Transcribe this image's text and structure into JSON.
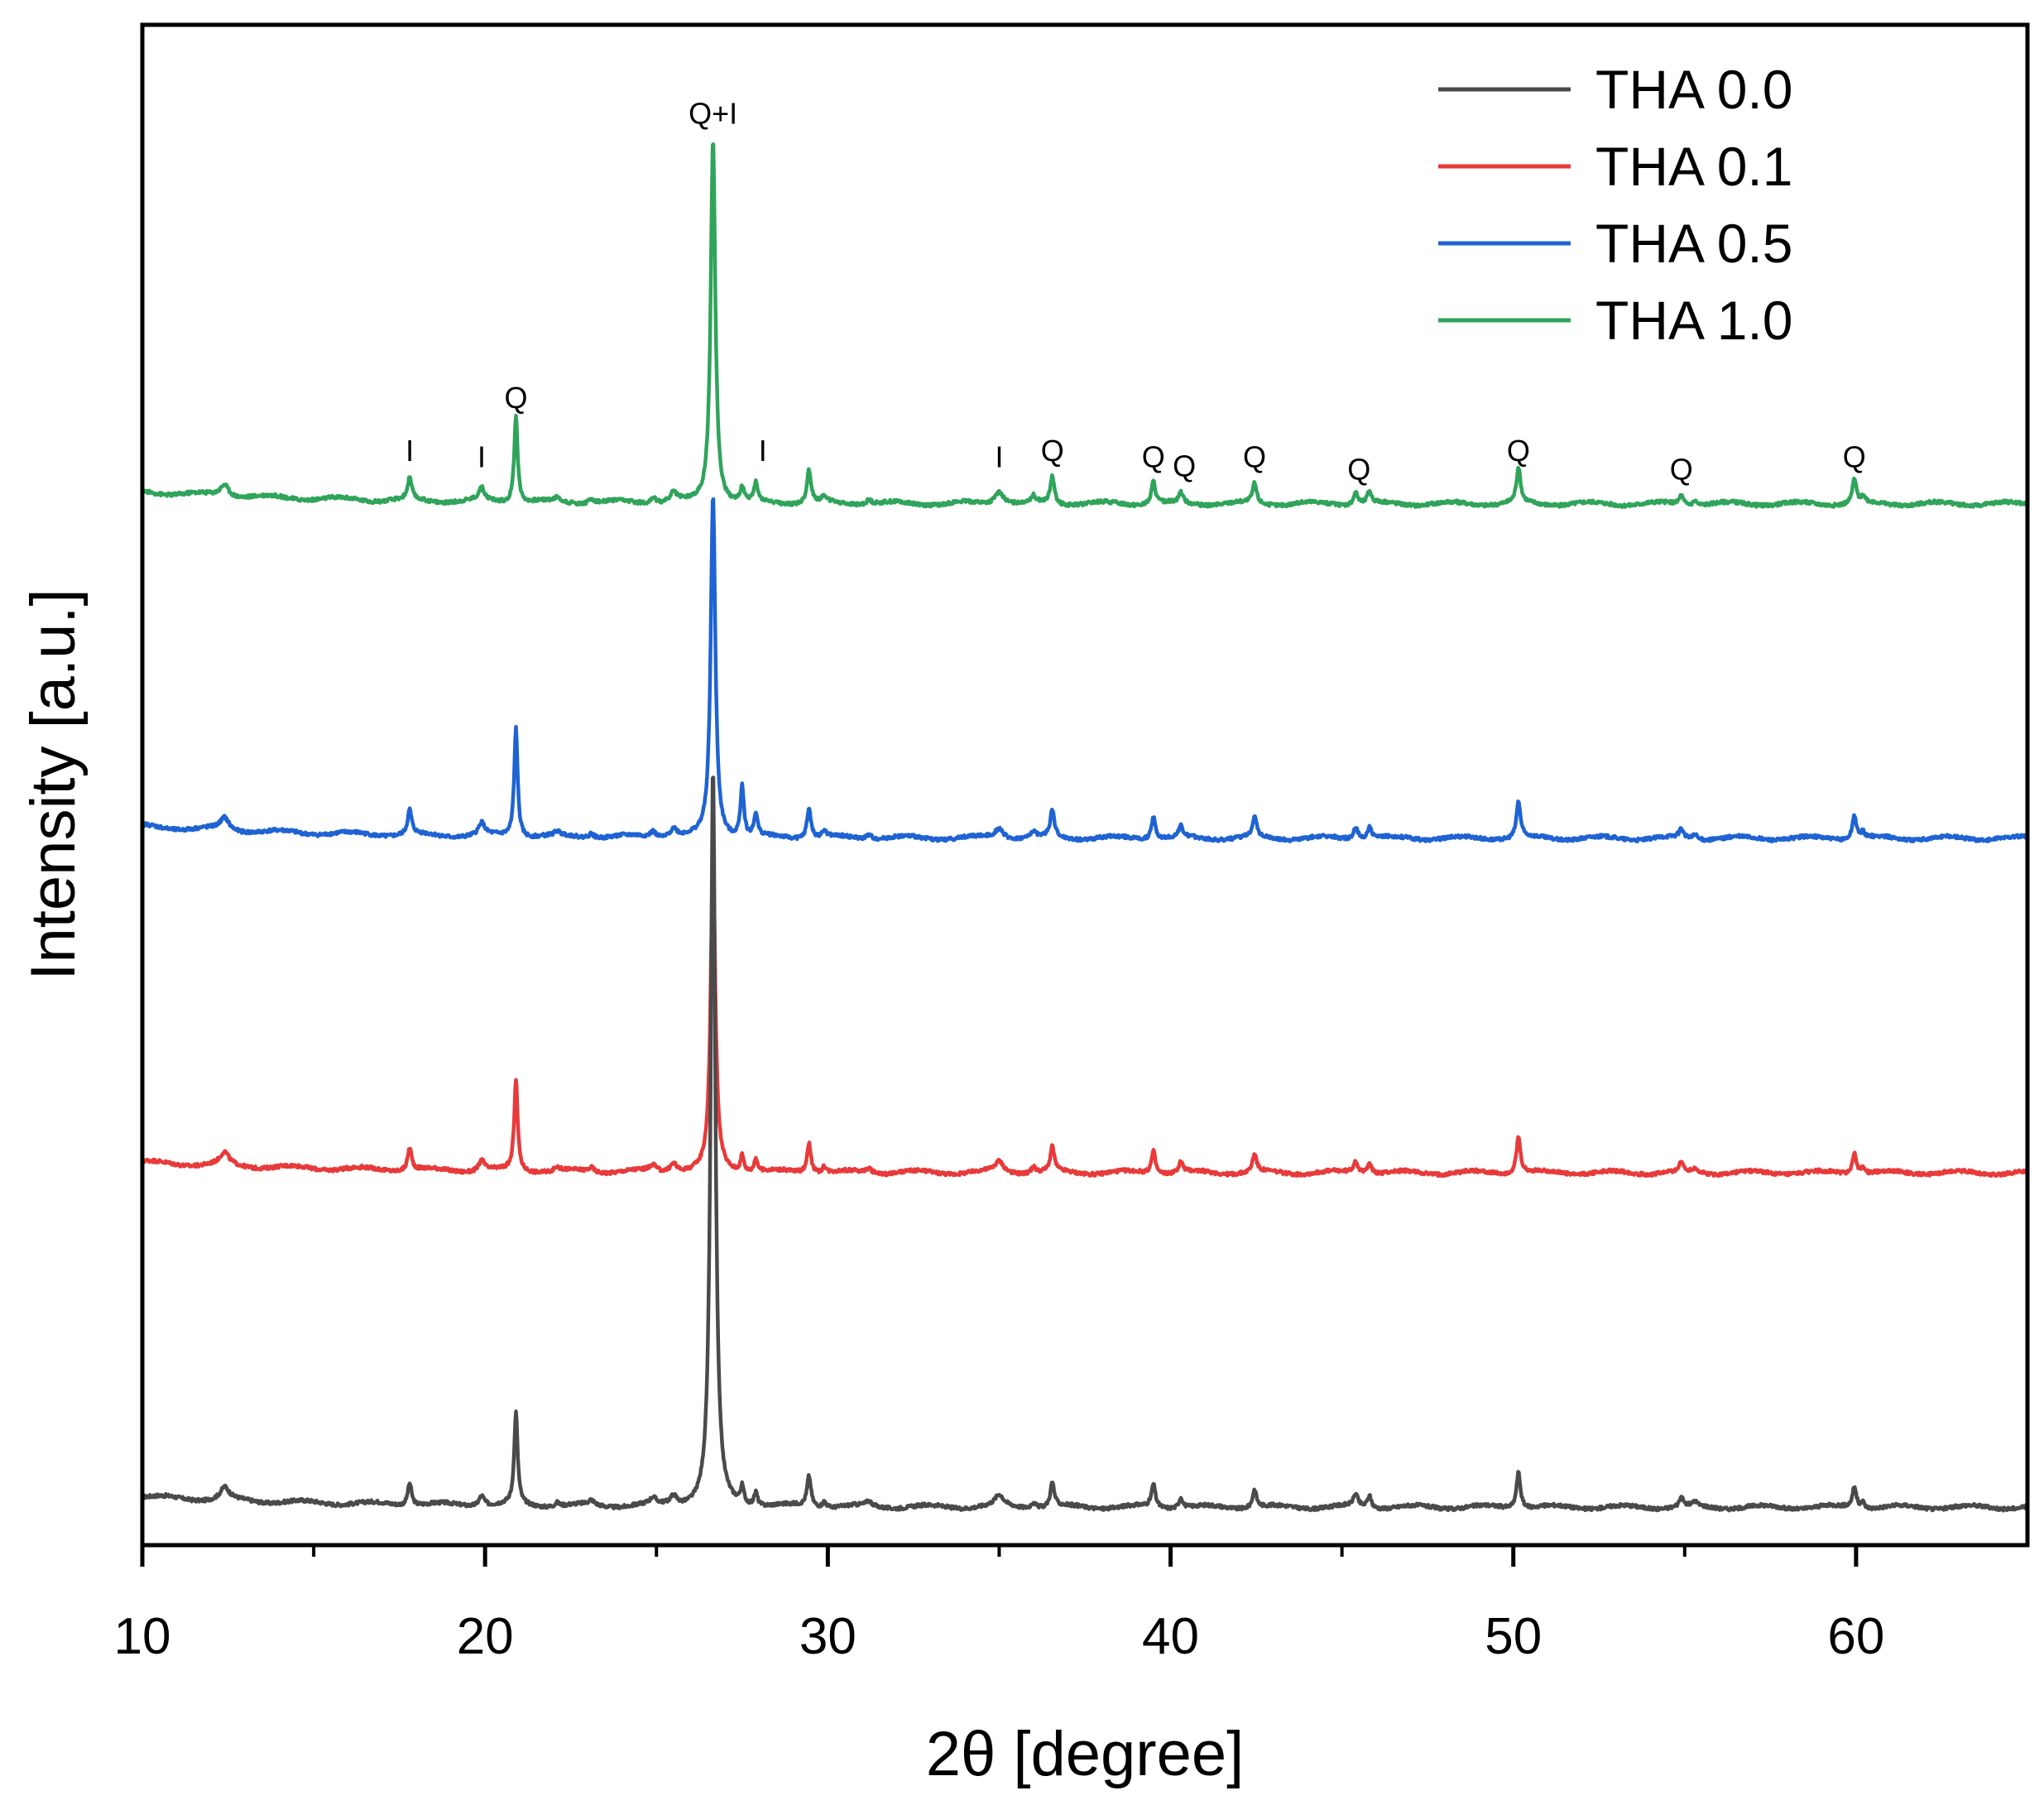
{
  "chart_data": {
    "type": "line",
    "title": "",
    "xlabel": "2θ [degree]",
    "ylabel": "Intensity [a.u.]",
    "xlim": [
      10,
      65
    ],
    "ylim": [
      0,
      100
    ],
    "x_ticks": [
      10,
      20,
      30,
      40,
      50,
      60
    ],
    "x_tick_labels": [
      "10",
      "20",
      "30",
      "40",
      "50",
      "60"
    ],
    "y_ticks_shown": false,
    "legend_position": "top-right",
    "series": [
      {
        "name": "THA 0.0",
        "color": "#4a4a4a",
        "baseline": 2.5,
        "start": 3.2,
        "peaks": [
          [
            12.4,
            0.8,
            0.15
          ],
          [
            17.8,
            1.5,
            0.07
          ],
          [
            19.9,
            0.7,
            0.1
          ],
          [
            20.9,
            6.0,
            0.06
          ],
          [
            22.1,
            0.25,
            0.08
          ],
          [
            23.1,
            0.3,
            0.1
          ],
          [
            24.9,
            0.4,
            0.1
          ],
          [
            25.5,
            0.6,
            0.12
          ],
          [
            26.65,
            48.5,
            0.08
          ],
          [
            27.5,
            1.1,
            0.06
          ],
          [
            27.9,
            0.9,
            0.06
          ],
          [
            29.45,
            2.0,
            0.07
          ],
          [
            29.9,
            0.4,
            0.07
          ],
          [
            31.2,
            0.3,
            0.1
          ],
          [
            35.0,
            0.7,
            0.15
          ],
          [
            36.0,
            0.4,
            0.08
          ],
          [
            36.55,
            1.6,
            0.07
          ],
          [
            39.5,
            1.5,
            0.07
          ],
          [
            40.3,
            0.7,
            0.07
          ],
          [
            42.45,
            1.2,
            0.07
          ],
          [
            45.4,
            0.8,
            0.08
          ],
          [
            45.8,
            0.8,
            0.07
          ],
          [
            50.15,
            2.4,
            0.07
          ],
          [
            54.9,
            0.6,
            0.07
          ],
          [
            55.3,
            0.3,
            0.07
          ],
          [
            59.95,
            1.4,
            0.07
          ],
          [
            60.2,
            0.4,
            0.06
          ]
        ]
      },
      {
        "name": "THA 0.1",
        "color": "#e83a3a",
        "baseline": 24.5,
        "start": 25.2,
        "peaks": [
          [
            12.4,
            0.8,
            0.15
          ],
          [
            17.8,
            1.5,
            0.07
          ],
          [
            19.9,
            0.7,
            0.1
          ],
          [
            20.9,
            6.0,
            0.06
          ],
          [
            22.1,
            0.25,
            0.08
          ],
          [
            23.1,
            0.3,
            0.1
          ],
          [
            24.9,
            0.4,
            0.1
          ],
          [
            25.5,
            0.6,
            0.12
          ],
          [
            26.65,
            21.0,
            0.08
          ],
          [
            27.5,
            1.1,
            0.06
          ],
          [
            27.9,
            0.9,
            0.06
          ],
          [
            29.45,
            2.0,
            0.07
          ],
          [
            29.9,
            0.4,
            0.07
          ],
          [
            31.2,
            0.3,
            0.1
          ],
          [
            35.0,
            0.7,
            0.15
          ],
          [
            36.0,
            0.4,
            0.08
          ],
          [
            36.55,
            1.6,
            0.07
          ],
          [
            39.5,
            1.5,
            0.07
          ],
          [
            40.3,
            0.7,
            0.07
          ],
          [
            42.45,
            1.2,
            0.07
          ],
          [
            45.4,
            0.8,
            0.08
          ],
          [
            45.8,
            0.8,
            0.07
          ],
          [
            50.15,
            2.4,
            0.07
          ],
          [
            54.9,
            0.6,
            0.07
          ],
          [
            55.3,
            0.3,
            0.07
          ],
          [
            59.95,
            1.4,
            0.07
          ],
          [
            60.2,
            0.4,
            0.06
          ]
        ]
      },
      {
        "name": "THA 0.5",
        "color": "#1f63d3",
        "baseline": 46.5,
        "start": 47.3,
        "peaks": [
          [
            12.4,
            0.8,
            0.15
          ],
          [
            17.8,
            1.6,
            0.07
          ],
          [
            19.9,
            0.8,
            0.1
          ],
          [
            20.9,
            7.2,
            0.06
          ],
          [
            22.1,
            0.25,
            0.08
          ],
          [
            23.1,
            0.3,
            0.1
          ],
          [
            24.9,
            0.4,
            0.1
          ],
          [
            25.5,
            0.6,
            0.12
          ],
          [
            26.65,
            22.5,
            0.08
          ],
          [
            27.5,
            3.4,
            0.06
          ],
          [
            27.9,
            1.5,
            0.06
          ],
          [
            29.45,
            2.0,
            0.07
          ],
          [
            29.9,
            0.4,
            0.07
          ],
          [
            31.2,
            0.3,
            0.1
          ],
          [
            35.0,
            0.7,
            0.15
          ],
          [
            36.0,
            0.4,
            0.08
          ],
          [
            36.55,
            1.8,
            0.07
          ],
          [
            39.5,
            1.5,
            0.07
          ],
          [
            40.3,
            0.7,
            0.07
          ],
          [
            42.45,
            1.4,
            0.07
          ],
          [
            45.4,
            0.8,
            0.08
          ],
          [
            45.8,
            0.8,
            0.07
          ],
          [
            50.15,
            2.4,
            0.07
          ],
          [
            54.9,
            0.6,
            0.07
          ],
          [
            55.3,
            0.3,
            0.07
          ],
          [
            59.95,
            1.6,
            0.07
          ],
          [
            60.2,
            0.4,
            0.06
          ]
        ]
      },
      {
        "name": "THA 1.0",
        "color": "#2fa45a",
        "baseline": 68.5,
        "start": 69.3,
        "peaks": [
          [
            12.4,
            0.8,
            0.15
          ],
          [
            17.8,
            1.4,
            0.07
          ],
          [
            19.9,
            0.8,
            0.1
          ],
          [
            20.9,
            5.8,
            0.06
          ],
          [
            22.1,
            0.25,
            0.08
          ],
          [
            23.1,
            0.3,
            0.1
          ],
          [
            24.9,
            0.4,
            0.1
          ],
          [
            25.5,
            0.6,
            0.12
          ],
          [
            26.65,
            24.0,
            0.08
          ],
          [
            27.5,
            0.9,
            0.06
          ],
          [
            27.9,
            1.2,
            0.06
          ],
          [
            29.45,
            2.2,
            0.07
          ],
          [
            29.9,
            0.4,
            0.07
          ],
          [
            31.2,
            0.3,
            0.1
          ],
          [
            35.0,
            0.9,
            0.15
          ],
          [
            36.0,
            0.4,
            0.08
          ],
          [
            36.55,
            1.8,
            0.07
          ],
          [
            39.5,
            1.5,
            0.07
          ],
          [
            40.3,
            0.7,
            0.07
          ],
          [
            42.45,
            1.3,
            0.07
          ],
          [
            45.4,
            0.8,
            0.08
          ],
          [
            45.8,
            0.8,
            0.07
          ],
          [
            50.15,
            2.3,
            0.07
          ],
          [
            54.9,
            0.6,
            0.07
          ],
          [
            55.3,
            0.3,
            0.07
          ],
          [
            59.95,
            1.6,
            0.07
          ],
          [
            60.2,
            0.4,
            0.06
          ]
        ]
      }
    ],
    "annotations": [
      {
        "text": "Q+I",
        "x": 26.65,
        "y": 93.5
      },
      {
        "text": "I",
        "x": 17.8,
        "y": 71.3
      },
      {
        "text": "I",
        "x": 19.9,
        "y": 70.9
      },
      {
        "text": "Q",
        "x": 20.9,
        "y": 74.8
      },
      {
        "text": "I",
        "x": 28.1,
        "y": 71.3
      },
      {
        "text": "I",
        "x": 35.0,
        "y": 70.9
      },
      {
        "text": "Q",
        "x": 36.55,
        "y": 71.3
      },
      {
        "text": "Q",
        "x": 39.5,
        "y": 70.9
      },
      {
        "text": "Q",
        "x": 40.4,
        "y": 70.3
      },
      {
        "text": "Q",
        "x": 42.45,
        "y": 70.9
      },
      {
        "text": "Q",
        "x": 45.5,
        "y": 70.1
      },
      {
        "text": "Q",
        "x": 50.15,
        "y": 71.3
      },
      {
        "text": "Q",
        "x": 54.9,
        "y": 70.1
      },
      {
        "text": "Q",
        "x": 59.95,
        "y": 70.9
      }
    ]
  }
}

→ **AIM**: Check the records above line by line and tally those holding the string "name". Answer with the number only.

→ **RESPONSE BELOW**: 4